### Description of the task
Find the lines that hold "title". Report only how many there are.

━━━━━━━━━━

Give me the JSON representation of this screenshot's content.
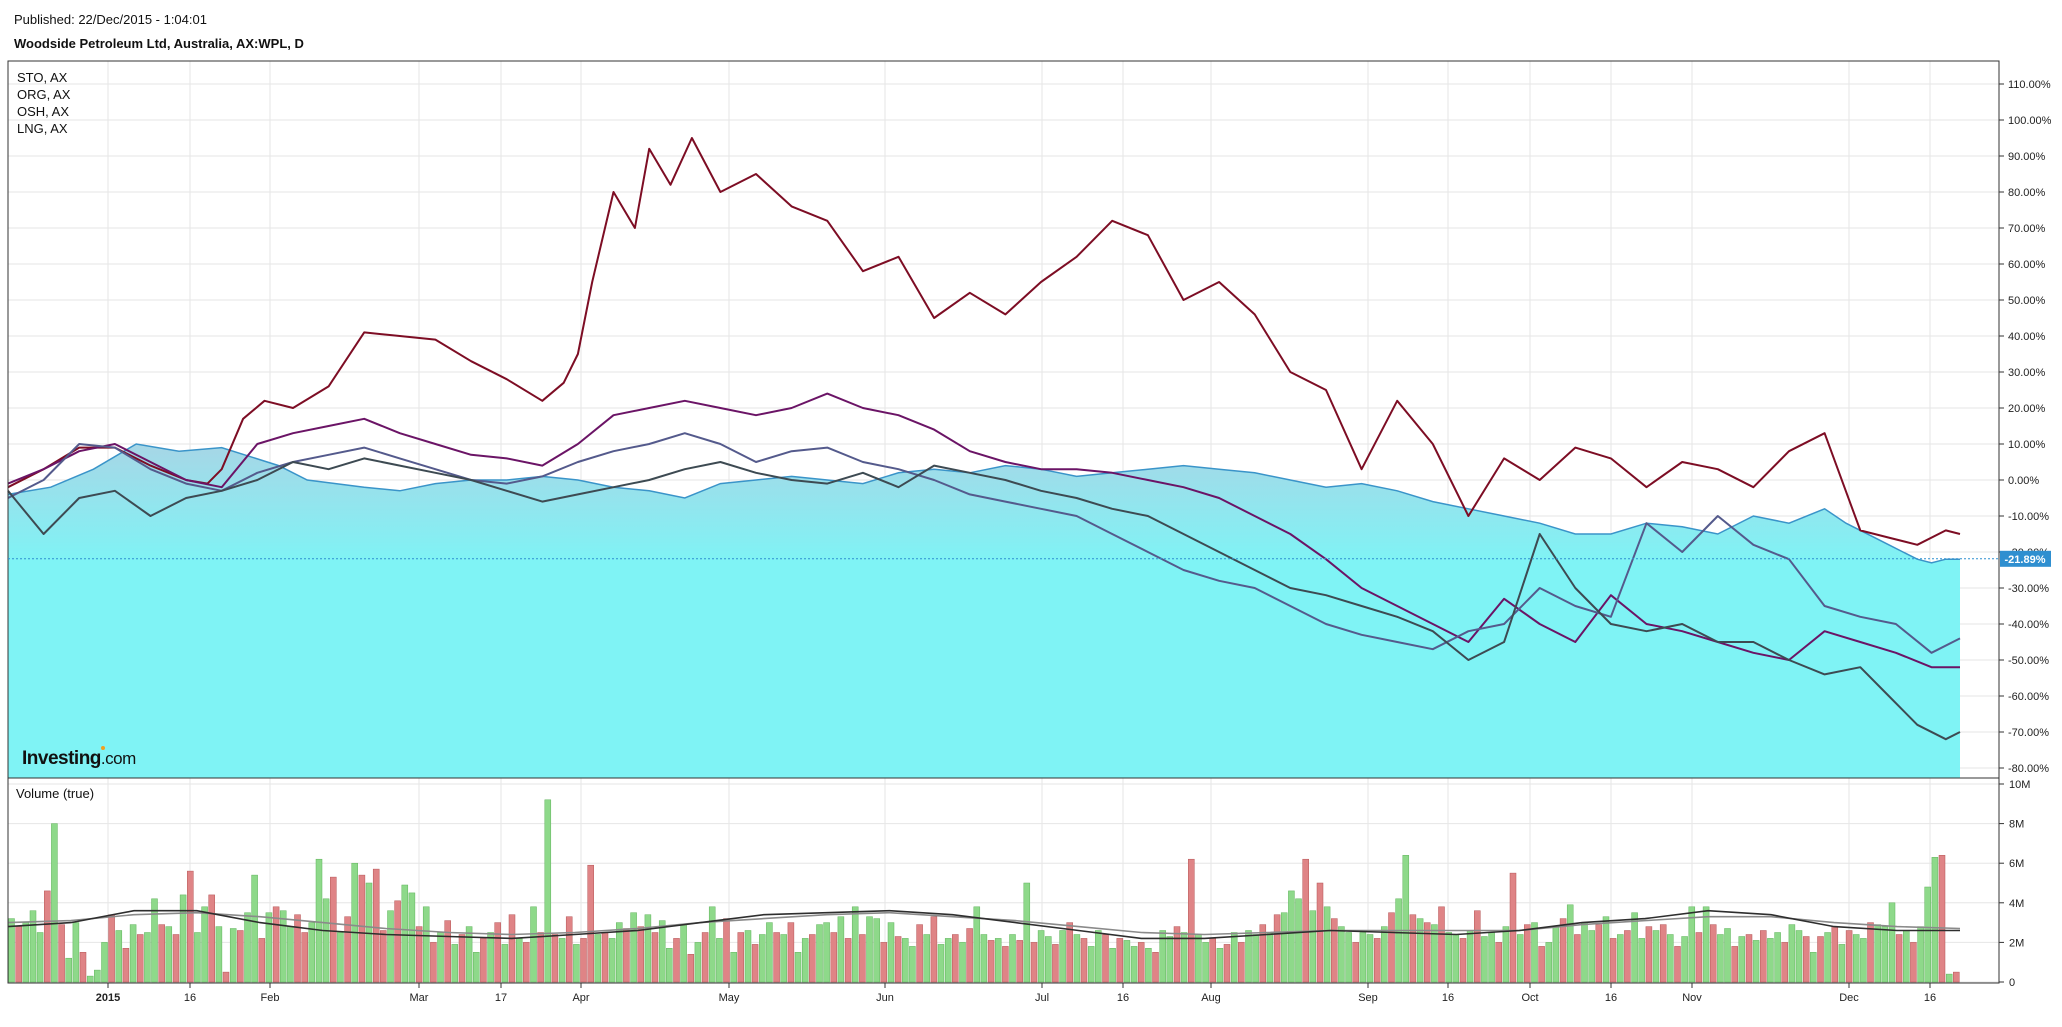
{
  "header": {
    "published": "Published: 22/Dec/2015 - 1:04:01",
    "title": "Woodside Petroleum Ltd, Australia, AX:WPL, D"
  },
  "branding": {
    "logo_main": "Investing",
    "logo_suffix": ".com"
  },
  "chart_data": [
    {
      "type": "area",
      "legend": [
        "STO, AX",
        "ORG, AX",
        "OSH, AX",
        "LNG, AX"
      ],
      "legend_placement": "top-left",
      "y_axis_side": "right",
      "y_unit": "%",
      "ylim": [
        -83,
        114
      ],
      "yticks": [
        110,
        100,
        90,
        80,
        70,
        60,
        50,
        40,
        30,
        20,
        10,
        0,
        -10,
        -20,
        -30,
        -40,
        -50,
        -60,
        -70,
        -80
      ],
      "ytick_labels": [
        "110.00%",
        "100.00%",
        "90.00%",
        "80.00%",
        "70.00%",
        "60.00%",
        "50.00%",
        "40.00%",
        "30.00%",
        "20.00%",
        "10.00%",
        "0.00%",
        "-10.00%",
        "-20.00%",
        "-30.00%",
        "-40.00%",
        "-50.00%",
        "-60.00%",
        "-70.00%",
        "-80.00%"
      ],
      "xticks": [
        "2015",
        "16",
        "Feb",
        "Mar",
        "17",
        "Apr",
        "May",
        "Jun",
        "Jul",
        "16",
        "Aug",
        "Sep",
        "16",
        "Oct",
        "16",
        "Nov",
        "Dec",
        "16"
      ],
      "current_value_label": "-21.89%",
      "current_value": -21.89,
      "grid": true,
      "colors": {
        "main_area_fill": "#7ff3f5",
        "main_area_top": "#a7d6e6",
        "main_line": "#3a94c9",
        "series": [
          "#7d0d24",
          "#6b1466",
          "#545a8c",
          "#3d4a52"
        ]
      },
      "main_series": {
        "x": [
          0,
          6,
          12,
          18,
          24,
          30,
          38,
          42,
          46,
          50,
          55,
          60,
          65,
          70,
          75,
          80,
          85,
          90,
          95,
          100,
          105,
          110,
          115,
          120,
          125,
          130,
          135,
          140,
          145,
          150,
          155,
          160,
          165,
          170,
          175,
          180,
          185,
          190,
          195,
          200,
          205,
          210,
          215,
          220,
          225,
          230,
          235,
          240,
          245,
          250,
          255,
          258,
          260,
          262,
          264,
          266,
          268,
          270,
          272,
          274
        ],
        "y": [
          -4,
          -2,
          3,
          10,
          8,
          9,
          4,
          0,
          -1,
          -2,
          -3,
          -1,
          0,
          0,
          1,
          0,
          -2,
          -3,
          -5,
          -1,
          0,
          1,
          0,
          -1,
          2,
          3,
          2,
          4,
          3,
          1,
          2,
          3,
          4,
          3,
          2,
          0,
          -2,
          -1,
          -3,
          -6,
          -8,
          -10,
          -12,
          -15,
          -15,
          -12,
          -13,
          -15,
          -10,
          -12,
          -8,
          -12,
          -14,
          -16,
          -18,
          -20,
          -22,
          -23,
          -22,
          -22
        ]
      },
      "series": [
        {
          "x": [
            0,
            5,
            10,
            15,
            20,
            25,
            28,
            30,
            33,
            36,
            40,
            45,
            50,
            55,
            60,
            65,
            70,
            75,
            78,
            80,
            82,
            85,
            88,
            90,
            93,
            96,
            100,
            105,
            110,
            115,
            120,
            125,
            130,
            135,
            140,
            145,
            150,
            155,
            160,
            165,
            170,
            175,
            180,
            185,
            190,
            195,
            200,
            205,
            210,
            215,
            220,
            225,
            230,
            235,
            240,
            245,
            250,
            255,
            260,
            264,
            268,
            272,
            274
          ],
          "y": [
            -2,
            3,
            9,
            9,
            4,
            0,
            -1,
            3,
            17,
            22,
            20,
            26,
            41,
            40,
            39,
            33,
            28,
            22,
            27,
            35,
            55,
            80,
            70,
            92,
            82,
            95,
            80,
            85,
            76,
            72,
            58,
            62,
            45,
            52,
            46,
            55,
            62,
            72,
            68,
            50,
            55,
            46,
            30,
            25,
            3,
            22,
            10,
            -10,
            6,
            0,
            9,
            6,
            -2,
            5,
            3,
            -2,
            8,
            13,
            -14,
            -16,
            -18,
            -14,
            -15
          ]
        },
        {
          "x": [
            0,
            5,
            10,
            15,
            20,
            25,
            30,
            35,
            40,
            45,
            50,
            55,
            60,
            65,
            70,
            75,
            80,
            85,
            90,
            95,
            100,
            105,
            110,
            115,
            120,
            125,
            130,
            135,
            140,
            145,
            150,
            155,
            160,
            165,
            170,
            175,
            180,
            185,
            190,
            195,
            200,
            205,
            210,
            215,
            220,
            225,
            230,
            235,
            240,
            245,
            250,
            255,
            260,
            265,
            270,
            274
          ],
          "y": [
            -1,
            3,
            8,
            10,
            5,
            0,
            -2,
            10,
            13,
            15,
            17,
            13,
            10,
            7,
            6,
            4,
            10,
            18,
            20,
            22,
            20,
            18,
            20,
            24,
            20,
            18,
            14,
            8,
            5,
            3,
            3,
            2,
            0,
            -2,
            -5,
            -10,
            -15,
            -22,
            -30,
            -35,
            -40,
            -45,
            -33,
            -40,
            -45,
            -32,
            -40,
            -42,
            -45,
            -48,
            -50,
            -42,
            -45,
            -48,
            -52,
            -52
          ]
        },
        {
          "x": [
            0,
            5,
            10,
            15,
            20,
            25,
            30,
            35,
            40,
            45,
            50,
            55,
            60,
            65,
            70,
            75,
            80,
            85,
            90,
            95,
            100,
            105,
            110,
            115,
            120,
            125,
            130,
            135,
            140,
            145,
            150,
            155,
            160,
            165,
            170,
            175,
            180,
            185,
            190,
            195,
            200,
            205,
            210,
            215,
            220,
            225,
            230,
            235,
            240,
            245,
            250,
            255,
            260,
            265,
            270,
            274
          ],
          "y": [
            -5,
            0,
            10,
            9,
            3,
            -1,
            -3,
            2,
            5,
            7,
            9,
            6,
            3,
            0,
            -1,
            1,
            5,
            8,
            10,
            13,
            10,
            5,
            8,
            9,
            5,
            3,
            0,
            -4,
            -6,
            -8,
            -10,
            -15,
            -20,
            -25,
            -28,
            -30,
            -35,
            -40,
            -43,
            -45,
            -47,
            -42,
            -40,
            -30,
            -35,
            -38,
            -12,
            -20,
            -10,
            -18,
            -22,
            -35,
            -38,
            -40,
            -48,
            -44
          ]
        },
        {
          "x": [
            0,
            5,
            10,
            15,
            20,
            25,
            30,
            35,
            40,
            45,
            50,
            55,
            60,
            65,
            70,
            75,
            80,
            85,
            90,
            95,
            100,
            105,
            110,
            115,
            120,
            125,
            130,
            135,
            140,
            145,
            150,
            155,
            160,
            165,
            170,
            175,
            180,
            185,
            190,
            195,
            200,
            205,
            210,
            215,
            220,
            225,
            230,
            235,
            240,
            245,
            250,
            255,
            260,
            264,
            268,
            272,
            274
          ],
          "y": [
            -3,
            -15,
            -5,
            -3,
            -10,
            -5,
            -3,
            0,
            5,
            3,
            6,
            4,
            2,
            0,
            -3,
            -6,
            -4,
            -2,
            0,
            3,
            5,
            2,
            0,
            -1,
            2,
            -2,
            4,
            2,
            0,
            -3,
            -5,
            -8,
            -10,
            -15,
            -20,
            -25,
            -30,
            -32,
            -35,
            -38,
            -42,
            -50,
            -45,
            -15,
            -30,
            -40,
            -42,
            -40,
            -45,
            -45,
            -50,
            -54,
            -52,
            -60,
            -68,
            -72,
            -70
          ]
        }
      ]
    },
    {
      "type": "bar",
      "title": "Volume (true)",
      "y_axis_side": "right",
      "ylim": [
        0,
        10000000
      ],
      "yticks": [
        0,
        2000000,
        4000000,
        6000000,
        8000000,
        10000000
      ],
      "ytick_labels": [
        "0",
        "2M",
        "4M",
        "6M",
        "8M",
        "10M"
      ],
      "colors": {
        "up": "#8ed98a",
        "down": "#df8486",
        "moving_average": "#2e2e2e",
        "moving_average_2": "#8a8a8a"
      },
      "values_millions": [
        3.2,
        2.8,
        3.0,
        3.6,
        2.5,
        4.6,
        8.0,
        2.9,
        1.2,
        3.0,
        1.5,
        0.3,
        0.6,
        2.0,
        3.4,
        2.6,
        1.7,
        2.9,
        2.4,
        2.5,
        4.2,
        2.9,
        2.8,
        2.4,
        4.4,
        5.6,
        2.5,
        3.8,
        4.4,
        2.8,
        0.5,
        2.7,
        2.6,
        3.5,
        5.4,
        2.2,
        3.5,
        3.8,
        3.6,
        2.8,
        3.4,
        2.5,
        3.0,
        6.2,
        4.2,
        5.3,
        2.5,
        3.3,
        6.0,
        5.4,
        5.0,
        5.7,
        2.6,
        3.6,
        4.1,
        4.9,
        4.5,
        2.8,
        3.8,
        2.0,
        2.5,
        3.1,
        1.9,
        2.4,
        2.8,
        1.5,
        2.2,
        2.5,
        3.0,
        1.9,
        3.4,
        2.2,
        2.0,
        3.8,
        2.5,
        9.2,
        2.4,
        2.2,
        3.3,
        1.9,
        2.2,
        5.9,
        2.4,
        2.5,
        2.2,
        3.0,
        2.7,
        3.5,
        2.8,
        3.4,
        2.5,
        3.1,
        1.7,
        2.2,
        2.9,
        1.4,
        2.0,
        2.5,
        3.8,
        2.2,
        3.2,
        1.5,
        2.5,
        2.6,
        1.9,
        2.4,
        3.0,
        2.5,
        2.4,
        3.0,
        1.5,
        2.2,
        2.4,
        2.9,
        3.0,
        2.5,
        3.3,
        2.2,
        3.8,
        2.4,
        3.3,
        3.2,
        2.0,
        3.0,
        2.3,
        2.2,
        1.8,
        2.9,
        2.4,
        3.3,
        1.9,
        2.2,
        2.4,
        2.0,
        2.7,
        3.8,
        2.4,
        2.1,
        2.2,
        1.8,
        2.4,
        2.1,
        5.0,
        2.0,
        2.6,
        2.3,
        1.9,
        2.6,
        3.0,
        2.4,
        2.2,
        1.8,
        2.6,
        2.4,
        1.7,
        2.2,
        2.1,
        1.8,
        2.0,
        1.7,
        1.5,
        2.6,
        2.3,
        2.8,
        2.5,
        6.2,
        2.4,
        2.0,
        2.2,
        1.7,
        1.9,
        2.5,
        2.0,
        2.6,
        2.4,
        2.9,
        2.5,
        3.4,
        3.5,
        4.6,
        4.2,
        6.2,
        3.6,
        5.0,
        3.8,
        3.2,
        2.8,
        2.5,
        2.0,
        2.5,
        2.4,
        2.2,
        2.8,
        3.5,
        4.2,
        6.4,
        3.4,
        3.2,
        3.0,
        2.9,
        3.8,
        2.5,
        2.4,
        2.2,
        2.6,
        3.6,
        2.3,
        2.5,
        2.0,
        2.8,
        5.5,
        2.4,
        2.9,
        3.0,
        1.8,
        2.0,
        2.8,
        3.2,
        3.9,
        2.4,
        3.0,
        2.6,
        2.9,
        3.3,
        2.2,
        2.4,
        2.6,
        3.5,
        2.2,
        2.8,
        2.6,
        2.9,
        2.4,
        1.8,
        2.3,
        3.8,
        2.5,
        3.8,
        2.9,
        2.4,
        2.7,
        1.8,
        2.3,
        2.4,
        2.1,
        2.6,
        2.2,
        2.5,
        2.0,
        2.9,
        2.6,
        2.3,
        1.5,
        2.3,
        2.5,
        2.8,
        1.9,
        2.6,
        2.4,
        2.2,
        3.0,
        2.9,
        2.8,
        4.0,
        2.4,
        2.6,
        2.0,
        2.8,
        4.8,
        6.3,
        6.4,
        0.4,
        0.5
      ],
      "up_flags": [
        1,
        0,
        1,
        1,
        1,
        0,
        1,
        0,
        1,
        1,
        0,
        1,
        1,
        1,
        0,
        1,
        0,
        1,
        0,
        1,
        1,
        0,
        1,
        0,
        1,
        0,
        1,
        1,
        0,
        1,
        0,
        1,
        0,
        1,
        1,
        0,
        1,
        0,
        1,
        1,
        0,
        0,
        1,
        1,
        1,
        0,
        1,
        0,
        1,
        0,
        1,
        0,
        0,
        1,
        0,
        1,
        1,
        0,
        1,
        0,
        1,
        0,
        1,
        0,
        1,
        1,
        0,
        1,
        0,
        1,
        0,
        1,
        0,
        1,
        0,
        1,
        0,
        1,
        0,
        1,
        0,
        0,
        1,
        0,
        1,
        1,
        0,
        1,
        0,
        1,
        0,
        1,
        1,
        0,
        1,
        0,
        1,
        0,
        1,
        1,
        0,
        1,
        0,
        1,
        0,
        1,
        1,
        0,
        1,
        0,
        1,
        1,
        0,
        1,
        1,
        0,
        1,
        0,
        1,
        0,
        1,
        1,
        0,
        1,
        0,
        1,
        1,
        0,
        1,
        0,
        1,
        1,
        0,
        1,
        0,
        1,
        1,
        0,
        1,
        0,
        1,
        0,
        1,
        0,
        1,
        1,
        0,
        1,
        0,
        1,
        0,
        1,
        1,
        0,
        1,
        0,
        1,
        1,
        0,
        1,
        0,
        1,
        1,
        0,
        1,
        0,
        1,
        1,
        0,
        1,
        0,
        1,
        0,
        1,
        1,
        0,
        1,
        0,
        1,
        1,
        1,
        0,
        1,
        0,
        1,
        0,
        1,
        1,
        0,
        1,
        1,
        0,
        1,
        0,
        1,
        1,
        0,
        1,
        0,
        1,
        0,
        1,
        1,
        0,
        1,
        0,
        1,
        1,
        0,
        1,
        0,
        1,
        0,
        1,
        0,
        1,
        1,
        0,
        1,
        0,
        1,
        1,
        0,
        1,
        0,
        1,
        0,
        1,
        1,
        0,
        1,
        0,
        1,
        0,
        1,
        1,
        0,
        1,
        0,
        1,
        1,
        0,
        1,
        0,
        1,
        0,
        1,
        1,
        0,
        1,
        1,
        0,
        1,
        0,
        1,
        0,
        1,
        0,
        1,
        1,
        0,
        1,
        1,
        1,
        0,
        1,
        0,
        1,
        1,
        1,
        0,
        1,
        0,
        1,
        1,
        0
      ],
      "moving_average_millions": [
        2.8,
        3.0,
        3.6,
        3.6,
        3.0,
        2.6,
        2.4,
        2.3,
        2.2,
        2.4,
        2.6,
        3.0,
        3.4,
        3.5,
        3.6,
        3.4,
        3.0,
        2.6,
        2.2,
        2.2,
        2.4,
        2.6,
        2.5,
        2.4,
        2.6,
        3.0,
        3.2,
        3.6,
        3.4,
        2.8,
        2.6,
        2.6
      ],
      "moving_average_2_millions": [
        3.0,
        3.1,
        3.4,
        3.5,
        3.3,
        3.0,
        2.7,
        2.5,
        2.4,
        2.5,
        2.7,
        3.0,
        3.2,
        3.4,
        3.5,
        3.3,
        3.1,
        2.8,
        2.5,
        2.4,
        2.5,
        2.6,
        2.6,
        2.6,
        2.6,
        2.9,
        3.1,
        3.3,
        3.3,
        3.0,
        2.8,
        2.7
      ]
    }
  ]
}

━━━━━━━━━━

### Reply
2